Dataset rows about figures
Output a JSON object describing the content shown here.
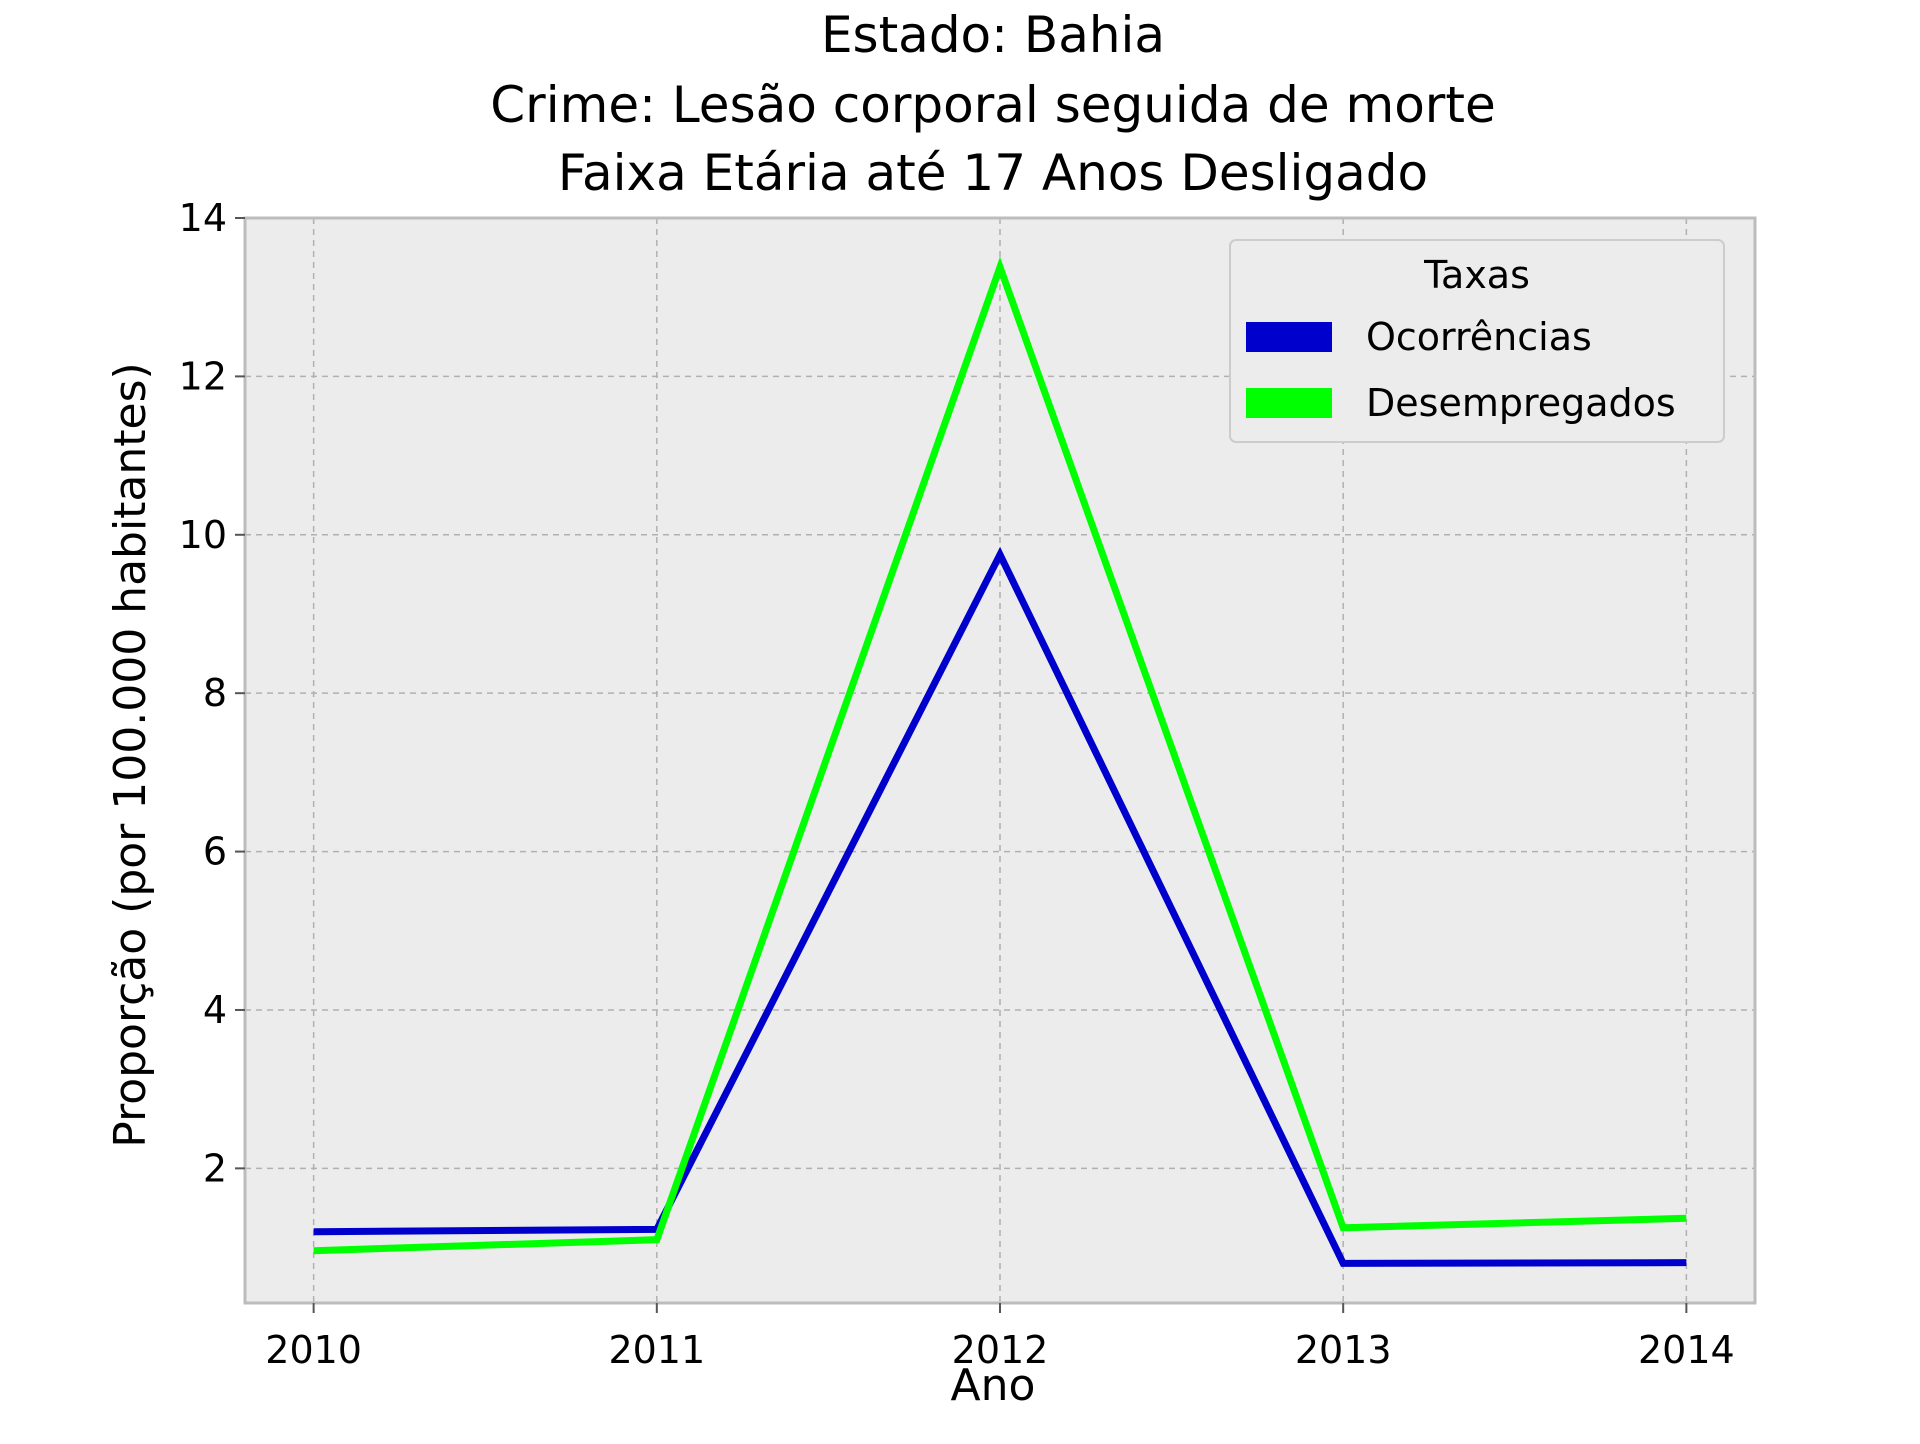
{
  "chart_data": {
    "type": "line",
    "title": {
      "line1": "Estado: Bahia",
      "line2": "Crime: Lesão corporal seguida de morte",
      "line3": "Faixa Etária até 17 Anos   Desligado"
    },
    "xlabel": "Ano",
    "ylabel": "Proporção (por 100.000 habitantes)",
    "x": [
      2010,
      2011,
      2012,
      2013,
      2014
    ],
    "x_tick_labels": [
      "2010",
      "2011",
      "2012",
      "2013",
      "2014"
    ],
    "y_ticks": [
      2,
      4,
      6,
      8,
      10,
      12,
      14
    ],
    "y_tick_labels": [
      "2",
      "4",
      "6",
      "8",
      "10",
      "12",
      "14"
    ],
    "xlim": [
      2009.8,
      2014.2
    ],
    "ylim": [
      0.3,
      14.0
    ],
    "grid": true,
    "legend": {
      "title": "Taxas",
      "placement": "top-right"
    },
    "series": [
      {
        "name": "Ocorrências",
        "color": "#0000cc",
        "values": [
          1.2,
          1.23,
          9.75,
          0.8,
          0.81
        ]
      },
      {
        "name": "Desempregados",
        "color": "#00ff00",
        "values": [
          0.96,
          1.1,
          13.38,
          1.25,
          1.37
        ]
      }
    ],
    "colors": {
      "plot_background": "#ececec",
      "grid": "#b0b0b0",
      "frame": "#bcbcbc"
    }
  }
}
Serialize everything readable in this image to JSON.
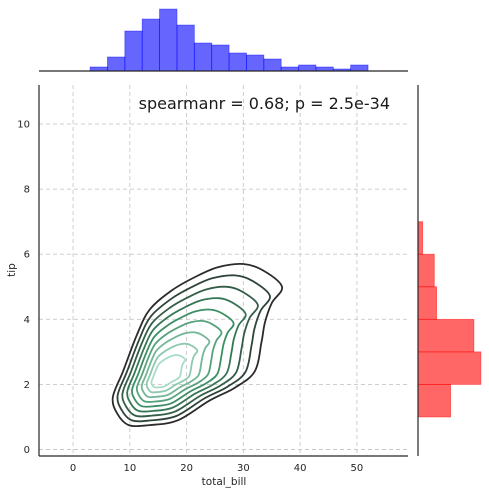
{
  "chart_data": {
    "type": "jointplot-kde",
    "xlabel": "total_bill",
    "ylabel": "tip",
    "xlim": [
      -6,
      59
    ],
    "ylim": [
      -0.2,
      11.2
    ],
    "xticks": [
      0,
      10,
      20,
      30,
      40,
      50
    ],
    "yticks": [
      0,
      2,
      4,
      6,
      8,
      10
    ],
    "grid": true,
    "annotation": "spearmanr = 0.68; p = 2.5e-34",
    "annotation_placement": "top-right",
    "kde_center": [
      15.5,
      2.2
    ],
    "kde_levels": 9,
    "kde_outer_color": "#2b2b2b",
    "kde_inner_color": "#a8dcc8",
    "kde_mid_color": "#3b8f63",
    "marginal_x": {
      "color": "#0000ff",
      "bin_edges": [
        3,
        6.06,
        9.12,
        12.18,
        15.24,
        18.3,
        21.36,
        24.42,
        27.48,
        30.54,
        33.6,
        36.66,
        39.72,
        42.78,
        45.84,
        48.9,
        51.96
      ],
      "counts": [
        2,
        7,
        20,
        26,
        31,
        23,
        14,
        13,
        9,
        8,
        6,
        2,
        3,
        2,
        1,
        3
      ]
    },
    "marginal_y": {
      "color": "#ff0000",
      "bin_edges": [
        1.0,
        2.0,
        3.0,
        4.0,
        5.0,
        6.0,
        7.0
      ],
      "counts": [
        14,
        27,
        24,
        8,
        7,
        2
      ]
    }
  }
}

Task description. Will you repeat the material above, but only from the line containing "Serialize everything readable" through its last line, exactly and without the pictures?

Completed exercise.
Serialize everything readable in this image to JSON.
{
  "chart_data": {
    "type": "jointplot-kde",
    "xlabel": "total_bill",
    "ylabel": "tip",
    "xlim": [
      -6,
      59
    ],
    "ylim": [
      -0.2,
      11.2
    ],
    "xticks": [
      0,
      10,
      20,
      30,
      40,
      50
    ],
    "yticks": [
      0,
      2,
      4,
      6,
      8,
      10
    ],
    "grid": true,
    "annotation": "spearmanr = 0.68; p = 2.5e-34",
    "annotation_placement": "top-right",
    "kde_center": [
      15.5,
      2.2
    ],
    "kde_levels": 9,
    "kde_outer_color": "#2b2b2b",
    "kde_inner_color": "#a8dcc8",
    "kde_mid_color": "#3b8f63",
    "marginal_x": {
      "color": "#0000ff",
      "bin_edges": [
        3,
        6.06,
        9.12,
        12.18,
        15.24,
        18.3,
        21.36,
        24.42,
        27.48,
        30.54,
        33.6,
        36.66,
        39.72,
        42.78,
        45.84,
        48.9,
        51.96
      ],
      "counts": [
        2,
        7,
        20,
        26,
        31,
        23,
        14,
        13,
        9,
        8,
        6,
        2,
        3,
        2,
        1,
        3
      ]
    },
    "marginal_y": {
      "color": "#ff0000",
      "bin_edges": [
        1.0,
        2.0,
        3.0,
        4.0,
        5.0,
        6.0,
        7.0
      ],
      "counts": [
        14,
        27,
        24,
        8,
        7,
        2
      ]
    }
  }
}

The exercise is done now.